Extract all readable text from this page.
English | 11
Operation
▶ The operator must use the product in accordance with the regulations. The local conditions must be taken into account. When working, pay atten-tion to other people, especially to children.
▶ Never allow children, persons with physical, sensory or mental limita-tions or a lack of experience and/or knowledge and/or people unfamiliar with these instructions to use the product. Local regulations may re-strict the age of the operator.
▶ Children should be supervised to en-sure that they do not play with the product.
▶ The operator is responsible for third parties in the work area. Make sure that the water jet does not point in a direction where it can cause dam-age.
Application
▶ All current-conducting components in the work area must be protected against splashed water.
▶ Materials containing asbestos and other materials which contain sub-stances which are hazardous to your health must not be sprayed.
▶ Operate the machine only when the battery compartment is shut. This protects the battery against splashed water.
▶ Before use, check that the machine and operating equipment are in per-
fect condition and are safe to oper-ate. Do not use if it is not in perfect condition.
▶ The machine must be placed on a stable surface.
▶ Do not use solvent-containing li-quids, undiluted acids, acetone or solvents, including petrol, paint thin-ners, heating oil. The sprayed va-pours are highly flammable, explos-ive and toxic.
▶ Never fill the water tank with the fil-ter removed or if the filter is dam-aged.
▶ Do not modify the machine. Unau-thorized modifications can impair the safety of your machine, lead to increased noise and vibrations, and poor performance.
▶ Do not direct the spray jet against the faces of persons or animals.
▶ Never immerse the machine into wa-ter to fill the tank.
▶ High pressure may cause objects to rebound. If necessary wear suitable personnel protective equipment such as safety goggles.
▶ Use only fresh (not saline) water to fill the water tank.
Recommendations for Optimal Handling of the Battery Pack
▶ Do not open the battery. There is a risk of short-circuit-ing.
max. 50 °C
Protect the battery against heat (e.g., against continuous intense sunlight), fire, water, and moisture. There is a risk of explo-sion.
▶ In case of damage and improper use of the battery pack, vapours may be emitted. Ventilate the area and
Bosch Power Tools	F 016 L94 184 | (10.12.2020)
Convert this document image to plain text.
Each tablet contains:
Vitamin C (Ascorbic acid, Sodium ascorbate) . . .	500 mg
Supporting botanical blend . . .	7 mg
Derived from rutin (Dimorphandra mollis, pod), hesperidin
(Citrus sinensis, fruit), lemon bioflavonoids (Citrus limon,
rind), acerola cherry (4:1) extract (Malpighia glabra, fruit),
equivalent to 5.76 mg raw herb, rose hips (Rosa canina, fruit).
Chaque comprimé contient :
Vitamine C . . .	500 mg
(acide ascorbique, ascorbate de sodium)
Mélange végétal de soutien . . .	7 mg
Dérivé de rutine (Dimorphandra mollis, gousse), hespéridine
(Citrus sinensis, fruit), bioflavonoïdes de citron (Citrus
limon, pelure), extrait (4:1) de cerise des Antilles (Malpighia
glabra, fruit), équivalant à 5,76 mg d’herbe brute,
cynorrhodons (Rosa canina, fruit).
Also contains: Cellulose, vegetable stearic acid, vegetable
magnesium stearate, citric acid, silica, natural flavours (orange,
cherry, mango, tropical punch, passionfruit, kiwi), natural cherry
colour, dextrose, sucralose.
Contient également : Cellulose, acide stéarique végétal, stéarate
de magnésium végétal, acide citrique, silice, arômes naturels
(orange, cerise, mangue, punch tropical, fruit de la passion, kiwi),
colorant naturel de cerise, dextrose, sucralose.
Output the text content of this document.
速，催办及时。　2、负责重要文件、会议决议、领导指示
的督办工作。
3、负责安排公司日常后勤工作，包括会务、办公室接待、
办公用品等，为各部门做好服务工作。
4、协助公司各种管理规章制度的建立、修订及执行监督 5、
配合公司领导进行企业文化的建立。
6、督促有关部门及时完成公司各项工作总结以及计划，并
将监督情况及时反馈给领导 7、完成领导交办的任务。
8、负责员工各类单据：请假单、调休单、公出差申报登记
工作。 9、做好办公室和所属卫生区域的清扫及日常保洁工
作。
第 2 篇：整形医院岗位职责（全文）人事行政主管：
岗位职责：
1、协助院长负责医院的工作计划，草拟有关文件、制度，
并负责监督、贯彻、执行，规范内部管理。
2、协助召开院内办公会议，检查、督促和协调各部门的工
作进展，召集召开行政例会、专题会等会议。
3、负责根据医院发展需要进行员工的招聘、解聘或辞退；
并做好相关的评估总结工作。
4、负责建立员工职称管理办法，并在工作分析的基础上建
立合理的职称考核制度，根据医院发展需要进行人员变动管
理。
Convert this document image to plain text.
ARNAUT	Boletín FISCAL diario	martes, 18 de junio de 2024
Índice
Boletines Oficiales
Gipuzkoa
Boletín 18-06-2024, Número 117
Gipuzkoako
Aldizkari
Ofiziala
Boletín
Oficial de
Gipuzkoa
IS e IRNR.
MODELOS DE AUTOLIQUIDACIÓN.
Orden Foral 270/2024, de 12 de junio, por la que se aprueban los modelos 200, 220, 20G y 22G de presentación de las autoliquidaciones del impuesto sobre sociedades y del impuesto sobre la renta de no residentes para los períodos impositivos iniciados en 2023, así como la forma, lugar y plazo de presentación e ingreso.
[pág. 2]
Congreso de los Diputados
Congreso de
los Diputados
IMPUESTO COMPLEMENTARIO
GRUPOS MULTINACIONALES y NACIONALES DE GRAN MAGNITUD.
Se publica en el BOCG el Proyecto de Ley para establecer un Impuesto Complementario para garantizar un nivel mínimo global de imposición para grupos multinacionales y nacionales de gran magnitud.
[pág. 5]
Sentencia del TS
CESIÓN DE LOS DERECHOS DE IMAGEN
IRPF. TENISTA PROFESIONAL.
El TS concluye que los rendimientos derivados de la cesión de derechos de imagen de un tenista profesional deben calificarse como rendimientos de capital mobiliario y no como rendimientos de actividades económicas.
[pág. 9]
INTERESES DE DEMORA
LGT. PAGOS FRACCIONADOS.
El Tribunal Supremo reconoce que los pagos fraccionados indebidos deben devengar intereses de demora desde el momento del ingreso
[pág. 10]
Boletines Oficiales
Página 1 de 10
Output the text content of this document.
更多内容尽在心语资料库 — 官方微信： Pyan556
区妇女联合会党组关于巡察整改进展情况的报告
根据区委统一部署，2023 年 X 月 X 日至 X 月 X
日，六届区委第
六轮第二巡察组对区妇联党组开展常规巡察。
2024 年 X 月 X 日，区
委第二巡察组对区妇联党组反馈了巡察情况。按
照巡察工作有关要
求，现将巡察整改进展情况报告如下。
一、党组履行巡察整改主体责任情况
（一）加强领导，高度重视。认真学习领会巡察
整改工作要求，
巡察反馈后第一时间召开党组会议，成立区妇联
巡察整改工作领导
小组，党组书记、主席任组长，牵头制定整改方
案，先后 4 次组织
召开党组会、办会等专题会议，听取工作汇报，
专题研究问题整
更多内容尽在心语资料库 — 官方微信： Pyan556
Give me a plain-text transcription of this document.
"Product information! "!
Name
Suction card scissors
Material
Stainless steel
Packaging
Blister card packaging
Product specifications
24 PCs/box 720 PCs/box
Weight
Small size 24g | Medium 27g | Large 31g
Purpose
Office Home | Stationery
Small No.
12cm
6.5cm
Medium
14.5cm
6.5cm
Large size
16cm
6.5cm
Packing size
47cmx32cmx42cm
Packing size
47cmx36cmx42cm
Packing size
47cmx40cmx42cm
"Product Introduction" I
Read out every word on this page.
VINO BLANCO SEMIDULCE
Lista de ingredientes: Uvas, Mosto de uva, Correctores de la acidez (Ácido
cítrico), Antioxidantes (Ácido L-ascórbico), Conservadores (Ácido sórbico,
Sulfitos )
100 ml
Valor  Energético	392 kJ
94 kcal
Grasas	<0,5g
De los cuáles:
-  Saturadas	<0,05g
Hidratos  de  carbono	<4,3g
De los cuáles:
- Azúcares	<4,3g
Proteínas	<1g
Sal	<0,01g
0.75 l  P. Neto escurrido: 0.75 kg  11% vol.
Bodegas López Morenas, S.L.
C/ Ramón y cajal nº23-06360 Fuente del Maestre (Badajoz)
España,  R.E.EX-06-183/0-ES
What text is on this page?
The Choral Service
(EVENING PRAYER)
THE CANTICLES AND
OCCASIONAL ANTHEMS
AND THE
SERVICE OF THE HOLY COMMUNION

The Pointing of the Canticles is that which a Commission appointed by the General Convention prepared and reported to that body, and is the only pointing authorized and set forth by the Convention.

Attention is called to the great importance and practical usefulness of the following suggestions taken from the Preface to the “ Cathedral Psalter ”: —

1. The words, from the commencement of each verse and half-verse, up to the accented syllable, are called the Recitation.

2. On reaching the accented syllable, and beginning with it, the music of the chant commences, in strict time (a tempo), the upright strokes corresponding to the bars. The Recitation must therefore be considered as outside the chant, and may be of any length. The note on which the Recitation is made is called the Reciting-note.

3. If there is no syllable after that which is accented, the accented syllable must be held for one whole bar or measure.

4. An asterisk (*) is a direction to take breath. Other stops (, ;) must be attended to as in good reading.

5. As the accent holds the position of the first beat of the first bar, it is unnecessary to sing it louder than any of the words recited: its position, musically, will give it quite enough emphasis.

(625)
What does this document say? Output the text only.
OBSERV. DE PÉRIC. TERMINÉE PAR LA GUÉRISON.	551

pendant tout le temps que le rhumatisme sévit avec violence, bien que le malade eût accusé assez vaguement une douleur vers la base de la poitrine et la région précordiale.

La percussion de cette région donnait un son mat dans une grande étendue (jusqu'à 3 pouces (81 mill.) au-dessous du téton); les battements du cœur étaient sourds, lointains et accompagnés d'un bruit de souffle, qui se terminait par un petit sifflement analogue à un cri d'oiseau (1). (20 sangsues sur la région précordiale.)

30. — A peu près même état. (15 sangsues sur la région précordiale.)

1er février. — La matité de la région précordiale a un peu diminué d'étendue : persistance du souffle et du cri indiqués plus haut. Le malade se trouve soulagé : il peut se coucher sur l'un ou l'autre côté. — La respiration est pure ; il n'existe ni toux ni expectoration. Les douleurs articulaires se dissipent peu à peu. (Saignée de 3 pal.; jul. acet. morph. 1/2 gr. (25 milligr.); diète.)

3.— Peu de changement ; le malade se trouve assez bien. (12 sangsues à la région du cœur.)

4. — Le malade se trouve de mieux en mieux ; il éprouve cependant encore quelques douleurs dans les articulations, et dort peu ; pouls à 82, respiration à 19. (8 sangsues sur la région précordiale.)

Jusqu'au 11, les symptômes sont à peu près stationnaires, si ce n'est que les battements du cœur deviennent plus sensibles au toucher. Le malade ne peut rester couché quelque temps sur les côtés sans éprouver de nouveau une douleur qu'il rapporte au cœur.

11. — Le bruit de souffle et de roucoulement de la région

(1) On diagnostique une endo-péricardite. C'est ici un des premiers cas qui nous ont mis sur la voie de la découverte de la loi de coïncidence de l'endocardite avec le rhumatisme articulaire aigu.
++++++++++
Check each line above for the word "water", and copy the lines where it appears.

▶ The operator is responsible for third parties in the work area. Make sure that the water jet does not point in a direction where it can cause dam-age.
▶ All current-conducting components in the work area must be protected against splashed water.
▶ Operate the machine only when the battery compartment is shut. This protects the battery against splashed water.
▶ Never fill the water tank with the fil-ter removed or if the filter is dam-aged.
▶ Use only fresh (not saline) water to fill the water tank.
Protect the battery against heat (e.g., against continuous intense sunlight), fire, water, and moisture. There is a risk of explo-sion.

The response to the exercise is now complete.